Written problem: What is the number of lines containing "JSON"? Give only that number.

Provided data:
"""

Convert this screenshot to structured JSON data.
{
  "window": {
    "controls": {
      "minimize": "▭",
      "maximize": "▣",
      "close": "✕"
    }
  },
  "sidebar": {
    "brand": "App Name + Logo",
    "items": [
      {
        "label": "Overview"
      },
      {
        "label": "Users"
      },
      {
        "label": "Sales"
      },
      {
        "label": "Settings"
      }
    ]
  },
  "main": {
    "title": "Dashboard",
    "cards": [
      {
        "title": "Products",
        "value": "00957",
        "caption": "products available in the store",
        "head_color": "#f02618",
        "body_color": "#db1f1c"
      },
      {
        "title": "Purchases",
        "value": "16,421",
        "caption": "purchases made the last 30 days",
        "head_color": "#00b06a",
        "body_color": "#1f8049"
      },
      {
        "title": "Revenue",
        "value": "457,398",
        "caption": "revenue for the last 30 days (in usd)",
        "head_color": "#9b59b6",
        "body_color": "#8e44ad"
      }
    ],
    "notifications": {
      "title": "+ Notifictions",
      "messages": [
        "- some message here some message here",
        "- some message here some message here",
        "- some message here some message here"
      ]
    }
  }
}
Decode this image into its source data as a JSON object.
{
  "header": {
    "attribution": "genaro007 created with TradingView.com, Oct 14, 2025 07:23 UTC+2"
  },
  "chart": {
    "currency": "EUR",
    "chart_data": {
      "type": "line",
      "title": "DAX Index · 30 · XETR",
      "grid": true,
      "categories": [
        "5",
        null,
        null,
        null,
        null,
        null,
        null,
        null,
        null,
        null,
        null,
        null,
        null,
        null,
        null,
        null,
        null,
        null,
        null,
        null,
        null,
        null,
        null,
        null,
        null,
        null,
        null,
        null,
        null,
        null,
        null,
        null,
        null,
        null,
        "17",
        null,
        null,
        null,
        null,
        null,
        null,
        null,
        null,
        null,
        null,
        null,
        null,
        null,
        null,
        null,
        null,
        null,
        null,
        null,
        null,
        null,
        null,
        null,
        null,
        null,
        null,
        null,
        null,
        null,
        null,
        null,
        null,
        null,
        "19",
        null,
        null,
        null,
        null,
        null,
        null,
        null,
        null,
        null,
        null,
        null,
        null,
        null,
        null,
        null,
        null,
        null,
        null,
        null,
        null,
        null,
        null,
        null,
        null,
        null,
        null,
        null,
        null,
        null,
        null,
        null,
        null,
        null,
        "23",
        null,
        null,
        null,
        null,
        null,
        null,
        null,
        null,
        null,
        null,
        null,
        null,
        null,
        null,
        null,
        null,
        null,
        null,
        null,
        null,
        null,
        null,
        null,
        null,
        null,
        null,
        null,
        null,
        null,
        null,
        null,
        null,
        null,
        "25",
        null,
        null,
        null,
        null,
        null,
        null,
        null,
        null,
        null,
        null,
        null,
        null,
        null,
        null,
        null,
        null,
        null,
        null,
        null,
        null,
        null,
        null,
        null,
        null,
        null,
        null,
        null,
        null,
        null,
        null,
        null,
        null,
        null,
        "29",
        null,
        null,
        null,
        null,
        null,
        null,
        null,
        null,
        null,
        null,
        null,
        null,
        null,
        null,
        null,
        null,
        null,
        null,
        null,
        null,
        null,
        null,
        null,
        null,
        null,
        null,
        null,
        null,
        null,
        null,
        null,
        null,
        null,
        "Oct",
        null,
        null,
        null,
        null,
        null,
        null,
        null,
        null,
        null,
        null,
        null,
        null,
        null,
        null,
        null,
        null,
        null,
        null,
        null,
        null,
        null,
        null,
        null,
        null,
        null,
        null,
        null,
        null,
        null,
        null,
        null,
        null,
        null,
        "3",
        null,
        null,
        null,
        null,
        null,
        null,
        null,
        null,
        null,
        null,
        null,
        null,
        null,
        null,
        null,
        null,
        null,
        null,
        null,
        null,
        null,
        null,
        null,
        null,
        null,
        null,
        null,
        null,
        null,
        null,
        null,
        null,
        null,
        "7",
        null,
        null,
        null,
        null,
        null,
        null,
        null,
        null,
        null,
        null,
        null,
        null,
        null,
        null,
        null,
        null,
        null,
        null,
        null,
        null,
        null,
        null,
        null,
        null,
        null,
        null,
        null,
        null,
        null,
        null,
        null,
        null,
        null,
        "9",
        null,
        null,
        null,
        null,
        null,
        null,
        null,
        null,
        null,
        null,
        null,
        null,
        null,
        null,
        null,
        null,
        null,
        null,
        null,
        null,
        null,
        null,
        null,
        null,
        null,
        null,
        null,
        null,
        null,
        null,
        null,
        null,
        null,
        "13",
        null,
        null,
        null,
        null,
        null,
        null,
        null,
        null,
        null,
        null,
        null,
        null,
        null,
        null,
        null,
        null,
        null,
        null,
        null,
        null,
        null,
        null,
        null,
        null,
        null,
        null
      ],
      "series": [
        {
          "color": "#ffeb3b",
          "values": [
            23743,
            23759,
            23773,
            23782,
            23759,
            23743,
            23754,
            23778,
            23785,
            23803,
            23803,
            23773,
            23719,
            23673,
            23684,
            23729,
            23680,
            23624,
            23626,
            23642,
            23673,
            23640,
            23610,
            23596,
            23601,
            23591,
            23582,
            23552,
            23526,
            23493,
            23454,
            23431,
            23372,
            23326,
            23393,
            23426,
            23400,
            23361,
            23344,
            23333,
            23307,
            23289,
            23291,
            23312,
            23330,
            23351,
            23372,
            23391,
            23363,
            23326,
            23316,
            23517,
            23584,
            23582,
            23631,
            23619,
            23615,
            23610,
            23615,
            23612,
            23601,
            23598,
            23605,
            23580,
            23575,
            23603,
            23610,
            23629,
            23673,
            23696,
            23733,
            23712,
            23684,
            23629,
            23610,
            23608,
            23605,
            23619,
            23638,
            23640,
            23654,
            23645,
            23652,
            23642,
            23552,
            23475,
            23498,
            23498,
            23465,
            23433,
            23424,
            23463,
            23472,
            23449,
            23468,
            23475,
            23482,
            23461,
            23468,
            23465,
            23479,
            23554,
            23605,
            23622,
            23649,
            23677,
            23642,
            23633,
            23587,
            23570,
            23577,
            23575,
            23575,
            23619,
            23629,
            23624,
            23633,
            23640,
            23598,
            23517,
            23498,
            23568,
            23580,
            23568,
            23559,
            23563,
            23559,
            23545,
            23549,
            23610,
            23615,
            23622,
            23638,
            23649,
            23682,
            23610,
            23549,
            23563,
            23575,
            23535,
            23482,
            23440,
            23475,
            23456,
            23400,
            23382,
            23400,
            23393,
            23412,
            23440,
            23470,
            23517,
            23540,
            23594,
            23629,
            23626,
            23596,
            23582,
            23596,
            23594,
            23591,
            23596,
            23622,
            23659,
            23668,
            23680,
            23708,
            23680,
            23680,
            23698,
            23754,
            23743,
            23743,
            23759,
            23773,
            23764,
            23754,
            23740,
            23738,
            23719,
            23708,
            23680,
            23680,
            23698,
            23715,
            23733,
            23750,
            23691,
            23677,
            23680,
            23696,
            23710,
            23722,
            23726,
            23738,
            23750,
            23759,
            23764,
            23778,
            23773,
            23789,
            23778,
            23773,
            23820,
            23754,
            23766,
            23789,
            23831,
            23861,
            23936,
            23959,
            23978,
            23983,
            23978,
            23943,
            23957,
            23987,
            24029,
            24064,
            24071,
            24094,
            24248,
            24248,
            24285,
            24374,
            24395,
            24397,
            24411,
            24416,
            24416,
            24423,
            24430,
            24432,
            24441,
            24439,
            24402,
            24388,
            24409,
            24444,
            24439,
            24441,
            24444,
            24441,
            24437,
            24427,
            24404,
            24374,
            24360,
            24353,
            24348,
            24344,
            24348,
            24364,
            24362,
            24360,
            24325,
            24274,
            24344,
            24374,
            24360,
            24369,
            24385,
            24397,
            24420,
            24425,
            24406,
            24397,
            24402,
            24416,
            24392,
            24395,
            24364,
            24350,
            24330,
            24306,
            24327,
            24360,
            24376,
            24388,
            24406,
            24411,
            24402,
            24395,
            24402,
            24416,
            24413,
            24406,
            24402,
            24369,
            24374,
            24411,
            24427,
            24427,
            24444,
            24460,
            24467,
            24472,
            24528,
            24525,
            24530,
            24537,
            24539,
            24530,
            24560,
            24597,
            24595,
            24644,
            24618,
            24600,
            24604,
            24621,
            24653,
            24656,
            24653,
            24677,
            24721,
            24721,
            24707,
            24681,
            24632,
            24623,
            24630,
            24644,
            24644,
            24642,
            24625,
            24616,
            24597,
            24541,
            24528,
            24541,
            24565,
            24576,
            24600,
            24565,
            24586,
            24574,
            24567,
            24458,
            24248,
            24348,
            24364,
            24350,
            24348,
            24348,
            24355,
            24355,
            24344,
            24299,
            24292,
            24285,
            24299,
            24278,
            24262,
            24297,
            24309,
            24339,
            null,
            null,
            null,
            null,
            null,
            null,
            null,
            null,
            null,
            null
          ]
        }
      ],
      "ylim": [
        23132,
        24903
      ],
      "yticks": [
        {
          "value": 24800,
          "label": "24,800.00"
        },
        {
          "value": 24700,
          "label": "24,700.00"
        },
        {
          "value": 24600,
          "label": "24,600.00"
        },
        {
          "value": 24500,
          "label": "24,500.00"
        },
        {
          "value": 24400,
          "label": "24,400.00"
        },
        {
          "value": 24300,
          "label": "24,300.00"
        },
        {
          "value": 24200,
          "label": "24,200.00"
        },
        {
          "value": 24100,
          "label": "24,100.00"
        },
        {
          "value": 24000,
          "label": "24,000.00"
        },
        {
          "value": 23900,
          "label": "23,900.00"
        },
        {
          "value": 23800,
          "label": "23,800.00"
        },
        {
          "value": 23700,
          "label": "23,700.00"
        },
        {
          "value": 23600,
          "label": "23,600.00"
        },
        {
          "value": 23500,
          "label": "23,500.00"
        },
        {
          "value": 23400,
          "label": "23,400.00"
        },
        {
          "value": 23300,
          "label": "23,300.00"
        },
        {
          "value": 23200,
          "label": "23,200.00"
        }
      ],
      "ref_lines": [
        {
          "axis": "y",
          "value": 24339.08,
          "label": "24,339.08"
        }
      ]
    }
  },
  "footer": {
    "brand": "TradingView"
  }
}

"""

Reply: 2